- EXERCISE
Give every entry again, word for word.

Records excerpted from a collection:

=======

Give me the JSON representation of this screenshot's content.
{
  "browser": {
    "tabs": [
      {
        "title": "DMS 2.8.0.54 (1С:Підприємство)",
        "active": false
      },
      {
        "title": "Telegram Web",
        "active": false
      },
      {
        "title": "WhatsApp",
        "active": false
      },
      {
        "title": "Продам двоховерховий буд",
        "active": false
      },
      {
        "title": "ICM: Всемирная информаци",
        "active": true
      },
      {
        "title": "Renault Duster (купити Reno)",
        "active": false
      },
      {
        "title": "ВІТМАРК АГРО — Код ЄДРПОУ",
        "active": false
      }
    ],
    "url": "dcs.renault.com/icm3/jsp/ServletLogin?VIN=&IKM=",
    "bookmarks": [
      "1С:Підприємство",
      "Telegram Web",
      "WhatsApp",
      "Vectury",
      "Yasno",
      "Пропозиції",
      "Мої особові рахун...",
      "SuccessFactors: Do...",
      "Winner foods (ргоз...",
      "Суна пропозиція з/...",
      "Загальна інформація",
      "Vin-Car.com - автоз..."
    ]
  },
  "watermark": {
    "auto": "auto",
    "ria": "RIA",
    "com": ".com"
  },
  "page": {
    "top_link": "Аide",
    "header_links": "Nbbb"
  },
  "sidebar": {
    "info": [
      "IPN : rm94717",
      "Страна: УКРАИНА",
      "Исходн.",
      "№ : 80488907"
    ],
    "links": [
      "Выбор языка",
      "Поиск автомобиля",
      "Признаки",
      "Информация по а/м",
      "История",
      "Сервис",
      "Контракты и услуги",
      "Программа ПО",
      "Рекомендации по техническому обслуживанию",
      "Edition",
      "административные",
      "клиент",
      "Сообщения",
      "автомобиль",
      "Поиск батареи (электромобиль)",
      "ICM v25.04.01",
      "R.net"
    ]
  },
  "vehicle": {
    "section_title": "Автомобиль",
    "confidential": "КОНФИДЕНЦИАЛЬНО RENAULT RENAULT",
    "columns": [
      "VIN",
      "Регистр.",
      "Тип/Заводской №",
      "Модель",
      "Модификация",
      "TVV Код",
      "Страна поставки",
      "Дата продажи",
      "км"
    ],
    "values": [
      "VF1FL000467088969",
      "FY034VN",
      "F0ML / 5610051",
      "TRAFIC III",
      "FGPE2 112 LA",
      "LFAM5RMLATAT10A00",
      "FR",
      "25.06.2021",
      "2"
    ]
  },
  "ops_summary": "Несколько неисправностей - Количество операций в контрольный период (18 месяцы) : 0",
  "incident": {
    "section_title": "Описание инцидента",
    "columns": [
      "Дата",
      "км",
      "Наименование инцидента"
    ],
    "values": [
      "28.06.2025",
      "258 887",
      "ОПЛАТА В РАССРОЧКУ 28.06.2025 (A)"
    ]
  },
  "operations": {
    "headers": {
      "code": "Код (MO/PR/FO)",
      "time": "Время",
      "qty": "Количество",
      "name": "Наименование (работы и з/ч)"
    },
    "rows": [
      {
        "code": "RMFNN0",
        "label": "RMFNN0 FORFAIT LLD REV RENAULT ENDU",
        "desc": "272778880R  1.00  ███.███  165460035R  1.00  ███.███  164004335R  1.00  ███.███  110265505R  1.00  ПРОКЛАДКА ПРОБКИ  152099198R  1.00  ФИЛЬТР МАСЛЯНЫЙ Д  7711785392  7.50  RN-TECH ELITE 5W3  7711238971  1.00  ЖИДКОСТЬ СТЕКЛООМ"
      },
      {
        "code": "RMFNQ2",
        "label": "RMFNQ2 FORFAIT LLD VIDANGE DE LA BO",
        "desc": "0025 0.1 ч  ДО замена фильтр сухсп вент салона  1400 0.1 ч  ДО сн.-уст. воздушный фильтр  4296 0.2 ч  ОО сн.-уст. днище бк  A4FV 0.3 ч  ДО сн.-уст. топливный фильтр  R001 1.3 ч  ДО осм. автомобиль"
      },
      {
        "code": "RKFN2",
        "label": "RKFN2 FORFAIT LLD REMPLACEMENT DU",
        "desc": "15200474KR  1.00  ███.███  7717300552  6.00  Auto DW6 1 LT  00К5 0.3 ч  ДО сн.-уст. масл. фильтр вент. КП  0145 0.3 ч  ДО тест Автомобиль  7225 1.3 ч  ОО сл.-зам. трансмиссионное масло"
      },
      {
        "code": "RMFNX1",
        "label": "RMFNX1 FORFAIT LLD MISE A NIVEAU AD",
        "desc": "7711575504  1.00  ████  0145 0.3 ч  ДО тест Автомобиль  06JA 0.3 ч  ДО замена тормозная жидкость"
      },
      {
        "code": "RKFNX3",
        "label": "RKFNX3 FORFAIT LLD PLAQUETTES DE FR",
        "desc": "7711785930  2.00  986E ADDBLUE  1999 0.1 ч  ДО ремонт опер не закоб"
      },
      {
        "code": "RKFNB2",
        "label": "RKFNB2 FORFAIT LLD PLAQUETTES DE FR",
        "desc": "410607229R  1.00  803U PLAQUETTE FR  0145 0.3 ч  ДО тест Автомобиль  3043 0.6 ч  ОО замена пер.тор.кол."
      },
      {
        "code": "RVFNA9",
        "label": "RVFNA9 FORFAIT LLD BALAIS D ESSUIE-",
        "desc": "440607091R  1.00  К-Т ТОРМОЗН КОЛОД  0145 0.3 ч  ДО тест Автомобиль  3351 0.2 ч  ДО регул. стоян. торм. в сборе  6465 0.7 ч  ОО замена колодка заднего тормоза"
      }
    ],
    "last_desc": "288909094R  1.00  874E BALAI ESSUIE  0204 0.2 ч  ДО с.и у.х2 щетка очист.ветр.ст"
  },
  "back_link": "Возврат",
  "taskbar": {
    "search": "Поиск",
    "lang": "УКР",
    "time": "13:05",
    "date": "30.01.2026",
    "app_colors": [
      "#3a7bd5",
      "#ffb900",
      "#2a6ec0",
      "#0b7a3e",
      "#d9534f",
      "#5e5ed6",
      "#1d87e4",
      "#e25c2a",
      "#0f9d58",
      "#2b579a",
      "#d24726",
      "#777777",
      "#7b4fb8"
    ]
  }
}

=======

- FULL ANSWER
Give me the JSON representation of this screenshot's content.
{
  "browser": {
    "tabs": [
      {
        "title": "DMS 2.8.0.54 (1С:Підприємство)",
        "active": false
      },
      {
        "title": "Telegram Web",
        "active": false
      },
      {
        "title": "WhatsApp",
        "active": false
      },
      {
        "title": "Продам двоховерховий буд",
        "active": false
      },
      {
        "title": "ICM: Всемирная информаци",
        "active": true
      },
      {
        "title": "Renault Duster (купити Reno)",
        "active": false
      },
      {
        "title": "ВІТМАРК АГРО — Код ЄДРПОУ",
        "active": false
      }
    ],
    "url": "dcs.renault.com/icm3/jsp/ServletLogin?VIN=&IKM=",
    "bookmarks": [
      "1С:Підприємство",
      "Telegram Web",
      "WhatsApp",
      "Vectury",
      "Yasno",
      "Пропозиції",
      "Мої особові рахун...",
      "SuccessFactors: Do...",
      "Winner foods (ргоз...",
      "Суна пропозиція з/...",
      "Загальна інформація",
      "Vin-Car.com - автоз..."
    ]
  },
  "watermark": {
    "auto": "auto",
    "ria": "RIA",
    "com": ".com"
  },
  "page": {
    "top_link": "Аide",
    "header_links": "Nbbb"
  },
  "sidebar": {
    "info": [
      "IPN : rm94717",
      "Страна: УКРАИНА",
      "Исходн.",
      "№ : 80488907"
    ],
    "links": [
      "Выбор языка",
      "Поиск автомобиля",
      "Признаки",
      "Информация по а/м",
      "История",
      "Сервис",
      "Контракты и услуги",
      "Программа ПО",
      "Рекомендации по техническому обслуживанию",
      "Edition",
      "административные",
      "клиент",
      "Сообщения",
      "автомобиль",
      "Поиск батареи (электромобиль)",
      "ICM v25.04.01",
      "R.net"
    ]
  },
  "vehicle": {
    "section_title": "Автомобиль",
    "confidential": "КОНФИДЕНЦИАЛЬНО RENAULT RENAULT",
    "columns": [
      "VIN",
      "Регистр.",
      "Тип/Заводской №",
      "Модель",
      "Модификация",
      "TVV Код",
      "Страна поставки",
      "Дата продажи",
      "км"
    ],
    "values": [
      "VF1FL000467088969",
      "FY034VN",
      "F0ML / 5610051",
      "TRAFIC III",
      "FGPE2 112 LA",
      "LFAM5RMLATAT10A00",
      "FR",
      "25.06.2021",
      "2"
    ]
  },
  "ops_summary": "Несколько неисправностей - Количество операций в контрольный период (18 месяцы) : 0",
  "incident": {
    "section_title": "Описание инцидента",
    "columns": [
      "Дата",
      "км",
      "Наименование инцидента"
    ],
    "values": [
      "28.06.2025",
      "258 887",
      "ОПЛАТА В РАССРОЧКУ 28.06.2025 (A)"
    ]
  },
  "operations": {
    "headers": {
      "code": "Код (MO/PR/FO)",
      "time": "Время",
      "qty": "Количество",
      "name": "Наименование (работы и з/ч)"
    },
    "rows": [
      {
        "code": "RMFNN0",
        "label": "RMFNN0 FORFAIT LLD REV RENAULT ENDU",
        "desc": "272778880R  1.00  ███.███  165460035R  1.00  ███.███  164004335R  1.00  ███.███  110265505R  1.00  ПРОКЛАДКА ПРОБКИ  152099198R  1.00  ФИЛЬТР МАСЛЯНЫЙ Д  7711785392  7.50  RN-TECH ELITE 5W3  7711238971  1.00  ЖИДКОСТЬ СТЕКЛООМ"
      },
      {
        "code": "RMFNQ2",
        "label": "RMFNQ2 FORFAIT LLD VIDANGE DE LA BO",
        "desc": "0025 0.1 ч  ДО замена фильтр сухсп вент салона  1400 0.1 ч  ДО сн.-уст. воздушный фильтр  4296 0.2 ч  ОО сн.-уст. днище бк  A4FV 0.3 ч  ДО сн.-уст. топливный фильтр  R001 1.3 ч  ДО осм. автомобиль"
      },
      {
        "code": "RKFN2",
        "label": "RKFN2 FORFAIT LLD REMPLACEMENT DU",
        "desc": "15200474KR  1.00  ███.███  7717300552  6.00  Auto DW6 1 LT  00К5 0.3 ч  ДО сн.-уст. масл. фильтр вент. КП  0145 0.3 ч  ДО тест Автомобиль  7225 1.3 ч  ОО сл.-зам. трансмиссионное масло"
      },
      {
        "code": "RMFNX1",
        "label": "RMFNX1 FORFAIT LLD MISE A NIVEAU AD",
        "desc": "7711575504  1.00  ████  0145 0.3 ч  ДО тест Автомобиль  06JA 0.3 ч  ДО замена тормозная жидкость"
      },
      {
        "code": "RKFNX3",
        "label": "RKFNX3 FORFAIT LLD PLAQUETTES DE FR",
        "desc": "7711785930  2.00  986E ADDBLUE  1999 0.1 ч  ДО ремонт опер не закоб"
      },
      {
        "code": "RKFNB2",
        "label": "RKFNB2 FORFAIT LLD PLAQUETTES DE FR",
        "desc": "410607229R  1.00  803U PLAQUETTE FR  0145 0.3 ч  ДО тест Автомобиль  3043 0.6 ч  ОО замена пер.тор.кол."
      },
      {
        "code": "RVFNA9",
        "label": "RVFNA9 FORFAIT LLD BALAIS D ESSUIE-",
        "desc": "440607091R  1.00  К-Т ТОРМОЗН КОЛОД  0145 0.3 ч  ДО тест Автомобиль  3351 0.2 ч  ДО регул. стоян. торм. в сборе  6465 0.7 ч  ОО замена колодка заднего тормоза"
      }
    ],
    "last_desc": "288909094R  1.00  874E BALAI ESSUIE  0204 0.2 ч  ДО с.и у.х2 щетка очист.ветр.ст"
  },
  "back_link": "Возврат",
  "taskbar": {
    "search": "Поиск",
    "lang": "УКР",
    "time": "13:05",
    "date": "30.01.2026",
    "app_colors": [
      "#3a7bd5",
      "#ffb900",
      "#2a6ec0",
      "#0b7a3e",
      "#d9534f",
      "#5e5ed6",
      "#1d87e4",
      "#e25c2a",
      "#0f9d58",
      "#2b579a",
      "#d24726",
      "#777777",
      "#7b4fb8"
    ]
  }
}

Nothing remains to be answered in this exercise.